**PROBLEM TO WORK ON:**
Your task is to restate the data word for word.

**DATASET EXCERPTS:**
▼
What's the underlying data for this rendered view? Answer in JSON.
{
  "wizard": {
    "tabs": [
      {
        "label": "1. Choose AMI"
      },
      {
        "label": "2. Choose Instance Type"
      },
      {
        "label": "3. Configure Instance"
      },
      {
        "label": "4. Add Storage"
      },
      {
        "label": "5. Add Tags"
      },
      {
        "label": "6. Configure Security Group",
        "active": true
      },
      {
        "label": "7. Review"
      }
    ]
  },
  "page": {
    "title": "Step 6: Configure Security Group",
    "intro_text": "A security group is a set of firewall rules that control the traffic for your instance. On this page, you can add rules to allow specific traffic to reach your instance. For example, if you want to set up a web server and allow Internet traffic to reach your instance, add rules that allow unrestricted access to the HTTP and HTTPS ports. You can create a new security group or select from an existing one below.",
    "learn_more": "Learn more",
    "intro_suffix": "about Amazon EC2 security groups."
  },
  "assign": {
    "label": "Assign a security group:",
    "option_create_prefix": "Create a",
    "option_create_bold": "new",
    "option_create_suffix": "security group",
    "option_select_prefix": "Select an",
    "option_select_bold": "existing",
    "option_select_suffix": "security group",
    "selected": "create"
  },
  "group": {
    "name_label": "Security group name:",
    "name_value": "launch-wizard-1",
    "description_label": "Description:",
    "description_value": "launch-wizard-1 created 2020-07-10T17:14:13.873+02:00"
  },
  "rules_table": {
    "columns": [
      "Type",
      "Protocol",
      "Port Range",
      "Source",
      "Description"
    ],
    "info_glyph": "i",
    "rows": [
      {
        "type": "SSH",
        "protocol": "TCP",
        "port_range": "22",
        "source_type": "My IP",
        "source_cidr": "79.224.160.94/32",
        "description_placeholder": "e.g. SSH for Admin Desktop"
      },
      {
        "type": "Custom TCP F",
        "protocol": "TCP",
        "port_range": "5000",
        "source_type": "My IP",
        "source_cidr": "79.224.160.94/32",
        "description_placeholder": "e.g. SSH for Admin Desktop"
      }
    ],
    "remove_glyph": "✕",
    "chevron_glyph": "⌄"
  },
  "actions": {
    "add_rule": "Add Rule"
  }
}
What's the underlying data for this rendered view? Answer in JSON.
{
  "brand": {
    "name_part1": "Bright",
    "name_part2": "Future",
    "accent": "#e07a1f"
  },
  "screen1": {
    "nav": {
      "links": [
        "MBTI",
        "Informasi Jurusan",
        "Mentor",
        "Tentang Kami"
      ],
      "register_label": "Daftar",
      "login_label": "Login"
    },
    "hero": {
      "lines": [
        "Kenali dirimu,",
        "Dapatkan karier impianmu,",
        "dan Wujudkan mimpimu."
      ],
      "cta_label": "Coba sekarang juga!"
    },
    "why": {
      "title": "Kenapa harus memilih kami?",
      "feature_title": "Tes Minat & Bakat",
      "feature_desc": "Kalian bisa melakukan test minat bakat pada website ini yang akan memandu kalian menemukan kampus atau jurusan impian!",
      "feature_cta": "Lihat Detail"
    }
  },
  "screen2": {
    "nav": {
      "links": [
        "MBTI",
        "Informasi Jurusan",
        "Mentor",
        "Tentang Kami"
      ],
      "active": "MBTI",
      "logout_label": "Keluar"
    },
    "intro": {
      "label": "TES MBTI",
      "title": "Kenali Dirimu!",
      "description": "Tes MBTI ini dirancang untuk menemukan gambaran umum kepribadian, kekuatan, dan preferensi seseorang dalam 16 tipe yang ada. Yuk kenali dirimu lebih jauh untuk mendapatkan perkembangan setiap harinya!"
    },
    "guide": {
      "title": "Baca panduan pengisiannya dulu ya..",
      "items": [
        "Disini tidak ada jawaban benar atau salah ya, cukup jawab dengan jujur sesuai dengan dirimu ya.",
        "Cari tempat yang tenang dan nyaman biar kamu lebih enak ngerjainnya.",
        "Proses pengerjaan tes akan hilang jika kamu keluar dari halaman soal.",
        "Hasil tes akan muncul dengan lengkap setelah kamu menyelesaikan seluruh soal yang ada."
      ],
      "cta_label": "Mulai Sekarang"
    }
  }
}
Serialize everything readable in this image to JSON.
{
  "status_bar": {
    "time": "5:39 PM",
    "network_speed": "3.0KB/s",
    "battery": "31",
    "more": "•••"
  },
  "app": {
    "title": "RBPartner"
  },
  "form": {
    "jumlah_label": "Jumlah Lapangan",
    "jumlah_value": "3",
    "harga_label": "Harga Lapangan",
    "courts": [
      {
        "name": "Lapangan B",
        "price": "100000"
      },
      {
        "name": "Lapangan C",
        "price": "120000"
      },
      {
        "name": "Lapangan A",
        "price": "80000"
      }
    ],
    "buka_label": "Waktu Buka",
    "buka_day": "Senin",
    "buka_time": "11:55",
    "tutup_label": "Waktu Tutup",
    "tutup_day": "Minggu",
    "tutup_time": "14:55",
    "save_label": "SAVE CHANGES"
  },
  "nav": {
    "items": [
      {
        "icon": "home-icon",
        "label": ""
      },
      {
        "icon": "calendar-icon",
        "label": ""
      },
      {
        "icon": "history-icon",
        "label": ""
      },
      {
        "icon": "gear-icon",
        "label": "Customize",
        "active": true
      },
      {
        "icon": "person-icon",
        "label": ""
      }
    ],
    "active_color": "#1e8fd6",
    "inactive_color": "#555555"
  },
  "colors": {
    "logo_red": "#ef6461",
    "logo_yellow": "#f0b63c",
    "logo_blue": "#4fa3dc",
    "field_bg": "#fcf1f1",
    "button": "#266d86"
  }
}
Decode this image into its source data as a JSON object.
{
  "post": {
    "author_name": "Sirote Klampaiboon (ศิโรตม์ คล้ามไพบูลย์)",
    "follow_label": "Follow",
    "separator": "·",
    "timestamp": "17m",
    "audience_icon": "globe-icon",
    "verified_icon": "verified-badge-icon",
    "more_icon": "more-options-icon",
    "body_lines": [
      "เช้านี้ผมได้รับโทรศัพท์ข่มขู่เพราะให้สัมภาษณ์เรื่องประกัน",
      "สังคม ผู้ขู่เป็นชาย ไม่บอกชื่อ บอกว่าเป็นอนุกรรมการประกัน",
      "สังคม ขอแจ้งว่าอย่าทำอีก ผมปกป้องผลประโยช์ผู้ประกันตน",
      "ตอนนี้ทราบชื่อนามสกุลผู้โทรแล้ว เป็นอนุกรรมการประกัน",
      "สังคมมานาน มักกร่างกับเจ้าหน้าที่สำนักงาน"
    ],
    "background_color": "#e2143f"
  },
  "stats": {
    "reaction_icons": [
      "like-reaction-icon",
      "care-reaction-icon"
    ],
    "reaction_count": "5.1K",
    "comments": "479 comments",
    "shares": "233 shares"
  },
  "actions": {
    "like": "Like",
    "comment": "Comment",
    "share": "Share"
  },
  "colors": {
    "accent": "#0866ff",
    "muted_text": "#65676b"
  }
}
▲
**SOLVED PROBLEM:**
What's the underlying data for this rendered view? Answer in JSON.
{
  "wizard": {
    "tabs": [
      {
        "label": "1. Choose AMI"
      },
      {
        "label": "2. Choose Instance Type"
      },
      {
        "label": "3. Configure Instance"
      },
      {
        "label": "4. Add Storage"
      },
      {
        "label": "5. Add Tags"
      },
      {
        "label": "6. Configure Security Group",
        "active": true
      },
      {
        "label": "7. Review"
      }
    ]
  },
  "page": {
    "title": "Step 6: Configure Security Group",
    "intro_text": "A security group is a set of firewall rules that control the traffic for your instance. On this page, you can add rules to allow specific traffic to reach your instance. For example, if you want to set up a web server and allow Internet traffic to reach your instance, add rules that allow unrestricted access to the HTTP and HTTPS ports. You can create a new security group or select from an existing one below.",
    "learn_more": "Learn more",
    "intro_suffix": "about Amazon EC2 security groups."
  },
  "assign": {
    "label": "Assign a security group:",
    "option_create_prefix": "Create a",
    "option_create_bold": "new",
    "option_create_suffix": "security group",
    "option_select_prefix": "Select an",
    "option_select_bold": "existing",
    "option_select_suffix": "security group",
    "selected": "create"
  },
  "group": {
    "name_label": "Security group name:",
    "name_value": "launch-wizard-1",
    "description_label": "Description:",
    "description_value": "launch-wizard-1 created 2020-07-10T17:14:13.873+02:00"
  },
  "rules_table": {
    "columns": [
      "Type",
      "Protocol",
      "Port Range",
      "Source",
      "Description"
    ],
    "info_glyph": "i",
    "rows": [
      {
        "type": "SSH",
        "protocol": "TCP",
        "port_range": "22",
        "source_type": "My IP",
        "source_cidr": "79.224.160.94/32",
        "description_placeholder": "e.g. SSH for Admin Desktop"
      },
      {
        "type": "Custom TCP F",
        "protocol": "TCP",
        "port_range": "5000",
        "source_type": "My IP",
        "source_cidr": "79.224.160.94/32",
        "description_placeholder": "e.g. SSH for Admin Desktop"
      }
    ],
    "remove_glyph": "✕",
    "chevron_glyph": "⌄"
  },
  "actions": {
    "add_rule": "Add Rule"
  }
}
What's the underlying data for this rendered view? Answer in JSON.
{
  "brand": {
    "name_part1": "Bright",
    "name_part2": "Future",
    "accent": "#e07a1f"
  },
  "screen1": {
    "nav": {
      "links": [
        "MBTI",
        "Informasi Jurusan",
        "Mentor",
        "Tentang Kami"
      ],
      "register_label": "Daftar",
      "login_label": "Login"
    },
    "hero": {
      "lines": [
        "Kenali dirimu,",
        "Dapatkan karier impianmu,",
        "dan Wujudkan mimpimu."
      ],
      "cta_label": "Coba sekarang juga!"
    },
    "why": {
      "title": "Kenapa harus memilih kami?",
      "feature_title": "Tes Minat & Bakat",
      "feature_desc": "Kalian bisa melakukan test minat bakat pada website ini yang akan memandu kalian menemukan kampus atau jurusan impian!",
      "feature_cta": "Lihat Detail"
    }
  },
  "screen2": {
    "nav": {
      "links": [
        "MBTI",
        "Informasi Jurusan",
        "Mentor",
        "Tentang Kami"
      ],
      "active": "MBTI",
      "logout_label": "Keluar"
    },
    "intro": {
      "label": "TES MBTI",
      "title": "Kenali Dirimu!",
      "description": "Tes MBTI ini dirancang untuk menemukan gambaran umum kepribadian, kekuatan, dan preferensi seseorang dalam 16 tipe yang ada. Yuk kenali dirimu lebih jauh untuk mendapatkan perkembangan setiap harinya!"
    },
    "guide": {
      "title": "Baca panduan pengisiannya dulu ya..",
      "items": [
        "Disini tidak ada jawaban benar atau salah ya, cukup jawab dengan jujur sesuai dengan dirimu ya.",
        "Cari tempat yang tenang dan nyaman biar kamu lebih enak ngerjainnya.",
        "Proses pengerjaan tes akan hilang jika kamu keluar dari halaman soal.",
        "Hasil tes akan muncul dengan lengkap setelah kamu menyelesaikan seluruh soal yang ada."
      ],
      "cta_label": "Mulai Sekarang"
    }
  }
}
Serialize everything readable in this image to JSON.
{
  "status_bar": {
    "time": "5:39 PM",
    "network_speed": "3.0KB/s",
    "battery": "31",
    "more": "•••"
  },
  "app": {
    "title": "RBPartner"
  },
  "form": {
    "jumlah_label": "Jumlah Lapangan",
    "jumlah_value": "3",
    "harga_label": "Harga Lapangan",
    "courts": [
      {
        "name": "Lapangan B",
        "price": "100000"
      },
      {
        "name": "Lapangan C",
        "price": "120000"
      },
      {
        "name": "Lapangan A",
        "price": "80000"
      }
    ],
    "buka_label": "Waktu Buka",
    "buka_day": "Senin",
    "buka_time": "11:55",
    "tutup_label": "Waktu Tutup",
    "tutup_day": "Minggu",
    "tutup_time": "14:55",
    "save_label": "SAVE CHANGES"
  },
  "nav": {
    "items": [
      {
        "icon": "home-icon",
        "label": ""
      },
      {
        "icon": "calendar-icon",
        "label": ""
      },
      {
        "icon": "history-icon",
        "label": ""
      },
      {
        "icon": "gear-icon",
        "label": "Customize",
        "active": true
      },
      {
        "icon": "person-icon",
        "label": ""
      }
    ],
    "active_color": "#1e8fd6",
    "inactive_color": "#555555"
  },
  "colors": {
    "logo_red": "#ef6461",
    "logo_yellow": "#f0b63c",
    "logo_blue": "#4fa3dc",
    "field_bg": "#fcf1f1",
    "button": "#266d86"
  }
}
Decode this image into its source data as a JSON object.
{
  "post": {
    "author_name": "Sirote Klampaiboon (ศิโรตม์ คล้ามไพบูลย์)",
    "follow_label": "Follow",
    "separator": "·",
    "timestamp": "17m",
    "audience_icon": "globe-icon",
    "verified_icon": "verified-badge-icon",
    "more_icon": "more-options-icon",
    "body_lines": [
      "เช้านี้ผมได้รับโทรศัพท์ข่มขู่เพราะให้สัมภาษณ์เรื่องประกัน",
      "สังคม ผู้ขู่เป็นชาย ไม่บอกชื่อ บอกว่าเป็นอนุกรรมการประกัน",
      "สังคม ขอแจ้งว่าอย่าทำอีก ผมปกป้องผลประโยช์ผู้ประกันตน",
      "ตอนนี้ทราบชื่อนามสกุลผู้โทรแล้ว เป็นอนุกรรมการประกัน",
      "สังคมมานาน มักกร่างกับเจ้าหน้าที่สำนักงาน"
    ],
    "background_color": "#e2143f"
  },
  "stats": {
    "reaction_icons": [
      "like-reaction-icon",
      "care-reaction-icon"
    ],
    "reaction_count": "5.1K",
    "comments": "479 comments",
    "shares": "233 shares"
  },
  "actions": {
    "like": "Like",
    "comment": "Comment",
    "share": "Share"
  },
  "colors": {
    "accent": "#0866ff",
    "muted_text": "#65676b"
  }
}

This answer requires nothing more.